■ **Task details**:
Reproduce the rows below verbatim, omitting the picture placeholders.

■ **Material supplied**:
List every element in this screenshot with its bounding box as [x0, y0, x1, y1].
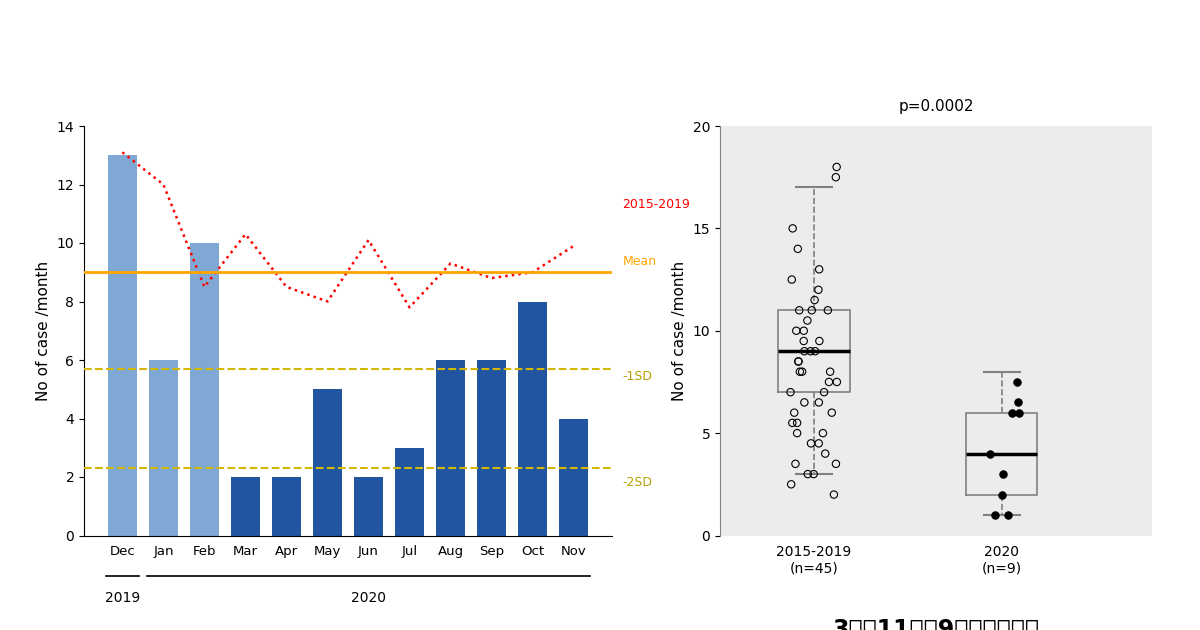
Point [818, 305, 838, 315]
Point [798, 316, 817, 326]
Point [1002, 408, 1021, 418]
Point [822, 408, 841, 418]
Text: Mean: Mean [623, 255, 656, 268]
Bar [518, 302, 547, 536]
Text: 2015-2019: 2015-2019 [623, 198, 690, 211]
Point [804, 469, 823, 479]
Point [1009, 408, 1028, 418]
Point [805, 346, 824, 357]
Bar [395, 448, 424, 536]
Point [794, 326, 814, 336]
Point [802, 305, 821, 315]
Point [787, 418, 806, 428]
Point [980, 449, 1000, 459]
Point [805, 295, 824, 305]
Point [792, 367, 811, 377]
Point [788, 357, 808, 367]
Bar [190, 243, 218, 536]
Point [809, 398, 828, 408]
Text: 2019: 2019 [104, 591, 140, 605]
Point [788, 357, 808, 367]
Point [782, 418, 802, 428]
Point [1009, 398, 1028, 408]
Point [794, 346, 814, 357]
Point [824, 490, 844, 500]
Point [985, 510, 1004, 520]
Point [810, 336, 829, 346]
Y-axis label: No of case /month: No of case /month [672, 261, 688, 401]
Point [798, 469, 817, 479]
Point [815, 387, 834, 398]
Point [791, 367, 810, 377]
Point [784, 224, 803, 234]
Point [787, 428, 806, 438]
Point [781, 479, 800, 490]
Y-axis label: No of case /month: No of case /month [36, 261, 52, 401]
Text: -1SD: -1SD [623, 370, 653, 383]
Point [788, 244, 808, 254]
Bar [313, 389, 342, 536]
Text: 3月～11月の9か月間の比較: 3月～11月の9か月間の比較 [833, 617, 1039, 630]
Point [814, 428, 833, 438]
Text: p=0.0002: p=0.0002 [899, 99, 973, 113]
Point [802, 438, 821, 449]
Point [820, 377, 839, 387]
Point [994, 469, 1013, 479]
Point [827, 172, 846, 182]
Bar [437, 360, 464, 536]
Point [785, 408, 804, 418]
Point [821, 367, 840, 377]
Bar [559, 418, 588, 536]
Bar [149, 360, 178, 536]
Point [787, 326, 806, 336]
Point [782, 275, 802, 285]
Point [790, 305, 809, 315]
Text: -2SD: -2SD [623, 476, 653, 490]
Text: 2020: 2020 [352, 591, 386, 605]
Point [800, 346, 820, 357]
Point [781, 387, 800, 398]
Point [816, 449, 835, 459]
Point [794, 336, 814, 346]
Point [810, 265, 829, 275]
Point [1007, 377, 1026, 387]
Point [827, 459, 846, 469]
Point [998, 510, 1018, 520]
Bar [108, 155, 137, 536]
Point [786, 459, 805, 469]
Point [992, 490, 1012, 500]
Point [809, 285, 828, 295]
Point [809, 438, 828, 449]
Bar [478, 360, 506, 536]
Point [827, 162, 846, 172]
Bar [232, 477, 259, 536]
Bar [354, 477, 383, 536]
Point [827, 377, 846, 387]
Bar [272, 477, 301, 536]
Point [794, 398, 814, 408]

■ **Solution below**:
List every element in this screenshot with its bounding box as [x0, y0, x1, y1].
Point [818, 305, 838, 315]
Point [798, 316, 817, 326]
Point [1002, 408, 1021, 418]
Point [822, 408, 841, 418]
Text: Mean: Mean [623, 255, 656, 268]
Bar [518, 302, 547, 536]
Text: 2015-2019: 2015-2019 [623, 198, 690, 211]
Point [804, 469, 823, 479]
Point [1009, 408, 1028, 418]
Point [805, 346, 824, 357]
Bar [395, 448, 424, 536]
Point [794, 326, 814, 336]
Point [802, 305, 821, 315]
Point [787, 418, 806, 428]
Point [980, 449, 1000, 459]
Point [805, 295, 824, 305]
Point [792, 367, 811, 377]
Point [788, 357, 808, 367]
Bar [190, 243, 218, 536]
Point [809, 398, 828, 408]
Text: 2019: 2019 [104, 591, 140, 605]
Point [788, 357, 808, 367]
Point [782, 418, 802, 428]
Point [1009, 398, 1028, 408]
Point [794, 346, 814, 357]
Point [824, 490, 844, 500]
Point [985, 510, 1004, 520]
Point [810, 336, 829, 346]
Y-axis label: No of case /month: No of case /month [672, 261, 688, 401]
Point [798, 469, 817, 479]
Point [815, 387, 834, 398]
Point [791, 367, 810, 377]
Point [784, 224, 803, 234]
Point [787, 428, 806, 438]
Point [781, 479, 800, 490]
Y-axis label: No of case /month: No of case /month [36, 261, 52, 401]
Text: -1SD: -1SD [623, 370, 653, 383]
Point [788, 244, 808, 254]
Bar [313, 389, 342, 536]
Text: 3月～11月の9か月間の比較: 3月～11月の9か月間の比較 [833, 617, 1039, 630]
Point [814, 428, 833, 438]
Text: p=0.0002: p=0.0002 [899, 99, 973, 113]
Point [802, 438, 821, 449]
Point [820, 377, 839, 387]
Point [994, 469, 1013, 479]
Point [827, 172, 846, 182]
Bar [437, 360, 464, 536]
Point [785, 408, 804, 418]
Point [821, 367, 840, 377]
Bar [559, 418, 588, 536]
Bar [149, 360, 178, 536]
Point [787, 326, 806, 336]
Point [782, 275, 802, 285]
Point [790, 305, 809, 315]
Text: -2SD: -2SD [623, 476, 653, 490]
Text: 2020: 2020 [352, 591, 386, 605]
Point [800, 346, 820, 357]
Point [781, 387, 800, 398]
Point [816, 449, 835, 459]
Point [794, 336, 814, 346]
Point [810, 265, 829, 275]
Point [1007, 377, 1026, 387]
Point [827, 459, 846, 469]
Point [998, 510, 1018, 520]
Bar [108, 155, 137, 536]
Point [786, 459, 805, 469]
Point [992, 490, 1012, 500]
Point [809, 285, 828, 295]
Point [809, 438, 828, 449]
Bar [478, 360, 506, 536]
Point [827, 162, 846, 172]
Bar [232, 477, 259, 536]
Bar [354, 477, 383, 536]
Point [827, 377, 846, 387]
Bar [272, 477, 301, 536]
Point [794, 398, 814, 408]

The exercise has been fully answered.